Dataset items
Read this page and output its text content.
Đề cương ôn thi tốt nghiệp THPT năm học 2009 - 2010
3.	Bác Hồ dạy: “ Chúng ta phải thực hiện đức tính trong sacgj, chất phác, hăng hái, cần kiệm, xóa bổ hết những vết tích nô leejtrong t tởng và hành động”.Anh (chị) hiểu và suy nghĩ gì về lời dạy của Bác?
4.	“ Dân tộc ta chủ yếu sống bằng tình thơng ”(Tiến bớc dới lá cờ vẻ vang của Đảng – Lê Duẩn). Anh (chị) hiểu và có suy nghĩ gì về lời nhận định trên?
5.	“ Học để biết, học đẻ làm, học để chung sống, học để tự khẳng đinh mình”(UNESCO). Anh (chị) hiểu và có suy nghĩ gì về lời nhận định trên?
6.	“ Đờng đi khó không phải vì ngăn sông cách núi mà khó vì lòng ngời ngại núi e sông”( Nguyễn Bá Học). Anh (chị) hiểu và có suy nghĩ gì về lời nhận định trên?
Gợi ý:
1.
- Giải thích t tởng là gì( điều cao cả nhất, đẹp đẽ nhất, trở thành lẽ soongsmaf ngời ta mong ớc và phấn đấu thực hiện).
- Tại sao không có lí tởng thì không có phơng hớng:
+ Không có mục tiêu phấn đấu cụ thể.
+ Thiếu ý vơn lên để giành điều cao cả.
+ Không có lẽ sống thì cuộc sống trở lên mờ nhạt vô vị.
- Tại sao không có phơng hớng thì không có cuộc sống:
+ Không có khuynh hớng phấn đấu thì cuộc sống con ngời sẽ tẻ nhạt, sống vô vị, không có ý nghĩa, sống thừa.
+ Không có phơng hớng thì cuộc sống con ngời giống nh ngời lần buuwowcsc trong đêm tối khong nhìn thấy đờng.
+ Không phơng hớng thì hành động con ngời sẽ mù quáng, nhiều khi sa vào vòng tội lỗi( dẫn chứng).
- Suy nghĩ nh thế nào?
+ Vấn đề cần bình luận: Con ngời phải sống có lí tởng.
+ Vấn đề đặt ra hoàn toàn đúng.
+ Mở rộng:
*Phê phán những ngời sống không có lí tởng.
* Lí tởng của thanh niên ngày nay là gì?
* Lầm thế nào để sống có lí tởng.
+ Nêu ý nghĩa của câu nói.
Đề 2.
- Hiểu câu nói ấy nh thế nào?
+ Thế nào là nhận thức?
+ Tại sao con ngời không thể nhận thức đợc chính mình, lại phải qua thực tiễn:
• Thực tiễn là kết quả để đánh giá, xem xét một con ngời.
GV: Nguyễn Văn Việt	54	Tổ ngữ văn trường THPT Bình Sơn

Problem
Which lines contain "định"? Copy each of them.

Response
4.	“ Dân tộc ta chủ yếu sống bằng tình thơng ”(Tiến bớc dới lá cờ vẻ vang của Đảng – Lê Duẩn). Anh (chị) hiểu và có suy nghĩ gì về lời nhận định trên?
5.	“ Học để biết, học đẻ làm, học để chung sống, học để tự khẳng đinh mình”(UNESCO). Anh (chị) hiểu và có suy nghĩ gì về lời nhận định trên?
6.	“ Đờng đi khó không phải vì ngăn sông cách núi mà khó vì lòng ngời ngại núi e sông”( Nguyễn Bá Học). Anh (chị) hiểu và có suy nghĩ gì về lời nhận định trên?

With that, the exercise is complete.